### WHAT TO DO
Return every record below exactly as written, omitting any pictures.

|---|

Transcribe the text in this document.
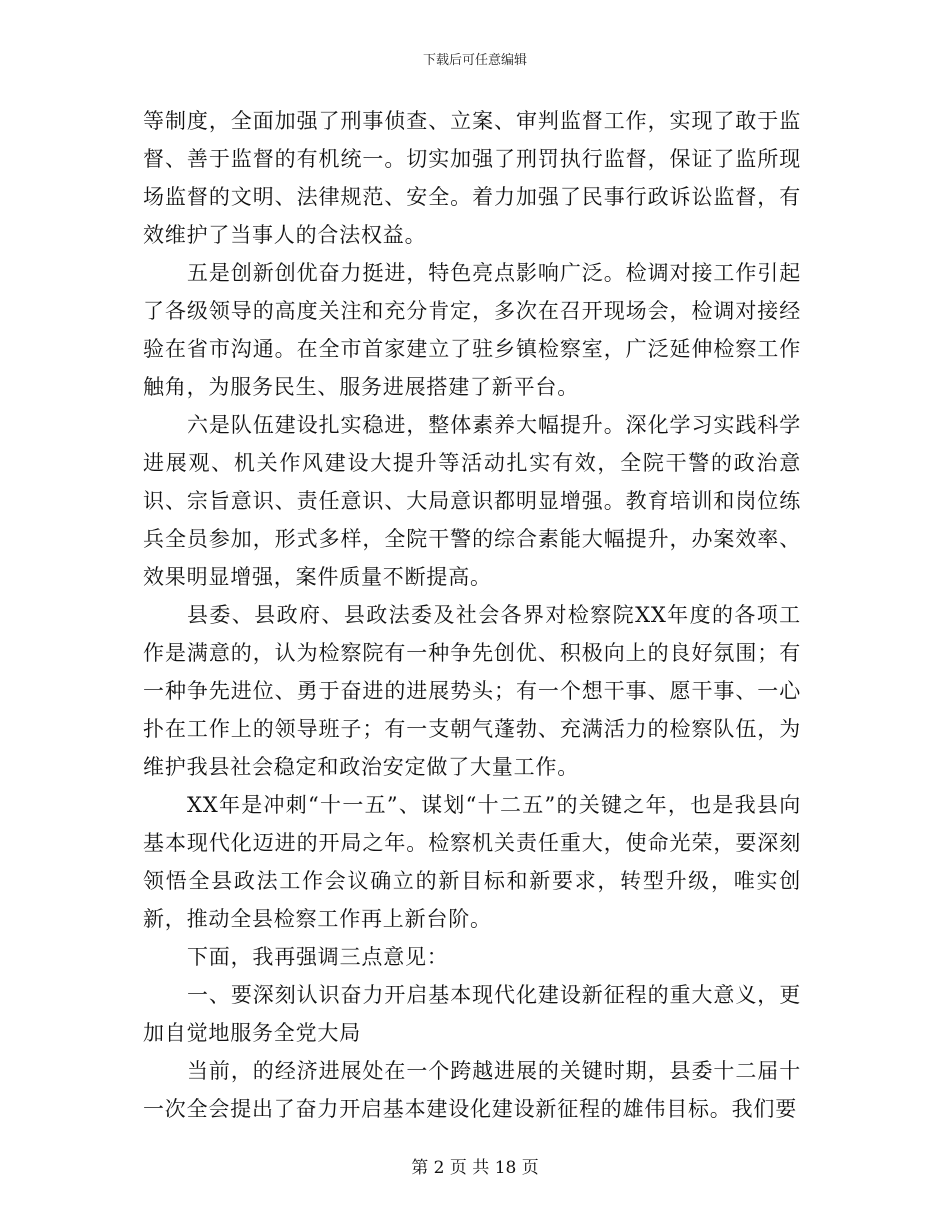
下载后可任意编辑

等制度，全面加强了刑事侦查、立案、审判监督工作，实现了敢于监督、善于监督的有机统一。切实加强了刑罚执行监督，保证了监所现场监督的文明、法律规范、安全。着力加强了民事行政诉讼监督，有效维护了当事人的合法权益。

五是创新创优奋力挺进，特色亮点影响广泛。检调对接工作引起了各级领导的高度关注和充分肯定，多次在召开现场会，检调对接经验在省市沟通。在全市首家建立了驻乡镇检察室，广泛延伸检察工作触角，为服务民生、服务进展搭建了新平台。

六是队伍建设扎实稳进，整体素养大幅提升。深化学习实践科学进展观、机关作风建设大提升等活动扎实有效，全院干警的政治意识、宗旨意识、责任意识、大局意识都明显增强。教育培训和岗位练兵全员参加，形式多样，全院干警的综合素能大幅提升，办案效率、效果明显增强，案件质量不断提高。

县委、县政府、县政法委及社会各界对检察院XX年度的各项工作是满意的，认为检察院有一种争先创优、积极向上的良好氛围；有一种争先进位、勇于奋进的进展势头；有一个想干事、愿干事、一心扑在工作上的领导班子；有一支朝气蓬勃、充满活力的检察队伍，为维护我县社会稳定和政治安定做了大量工作。

XX年是冲刺“十一五”、谋划“十二五”的关键之年，也是我县向基本现代化迈进的开局之年。检察机关责任重大，使命光荣，要深刻领悟全县政法工作会议确立的新目标和新要求，转型升级，唯实创新，推动全县检察工作再上新台阶。

下面，我再强调三点意见：

一、要深刻认识奋力开启基本现代化建设新征程的重大意义，更加自觉地服务全党大局

当前，的经济进展处在一个跨越进展的关键时期，县委十二届十一次全会提出了奋力开启基本建设化建设新征程的雄伟目标。我们要

第 2 页 共 18 页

|---|

### RESULT BELOW
Transcribe the text in this document.
下载后可任意编辑

等制度，全面加强了刑事侦查、立案、审判监督工作，实现了敢于监督、善于监督的有机统一。切实加强了刑罚执行监督，保证了监所现场监督的文明、法律规范、安全。着力加强了民事行政诉讼监督，有效维护了当事人的合法权益。

五是创新创优奋力挺进，特色亮点影响广泛。检调对接工作引起了各级领导的高度关注和充分肯定，多次在召开现场会，检调对接经验在省市沟通。在全市首家建立了驻乡镇检察室，广泛延伸检察工作触角，为服务民生、服务进展搭建了新平台。

六是队伍建设扎实稳进，整体素养大幅提升。深化学习实践科学进展观、机关作风建设大提升等活动扎实有效，全院干警的政治意识、宗旨意识、责任意识、大局意识都明显增强。教育培训和岗位练兵全员参加，形式多样，全院干警的综合素能大幅提升，办案效率、效果明显增强，案件质量不断提高。

县委、县政府、县政法委及社会各界对检察院XX年度的各项工作是满意的，认为检察院有一种争先创优、积极向上的良好氛围；有一种争先进位、勇于奋进的进展势头；有一个想干事、愿干事、一心扑在工作上的领导班子；有一支朝气蓬勃、充满活力的检察队伍，为维护我县社会稳定和政治安定做了大量工作。

XX年是冲刺“十一五”、谋划“十二五”的关键之年，也是我县向基本现代化迈进的开局之年。检察机关责任重大，使命光荣，要深刻领悟全县政法工作会议确立的新目标和新要求，转型升级，唯实创新，推动全县检察工作再上新台阶。

下面，我再强调三点意见：

一、要深刻认识奋力开启基本现代化建设新征程的重大意义，更加自觉地服务全党大局

当前，的经济进展处在一个跨越进展的关键时期，县委十二届十一次全会提出了奋力开启基本建设化建设新征程的雄伟目标。我们要

第 2 页 共 18 页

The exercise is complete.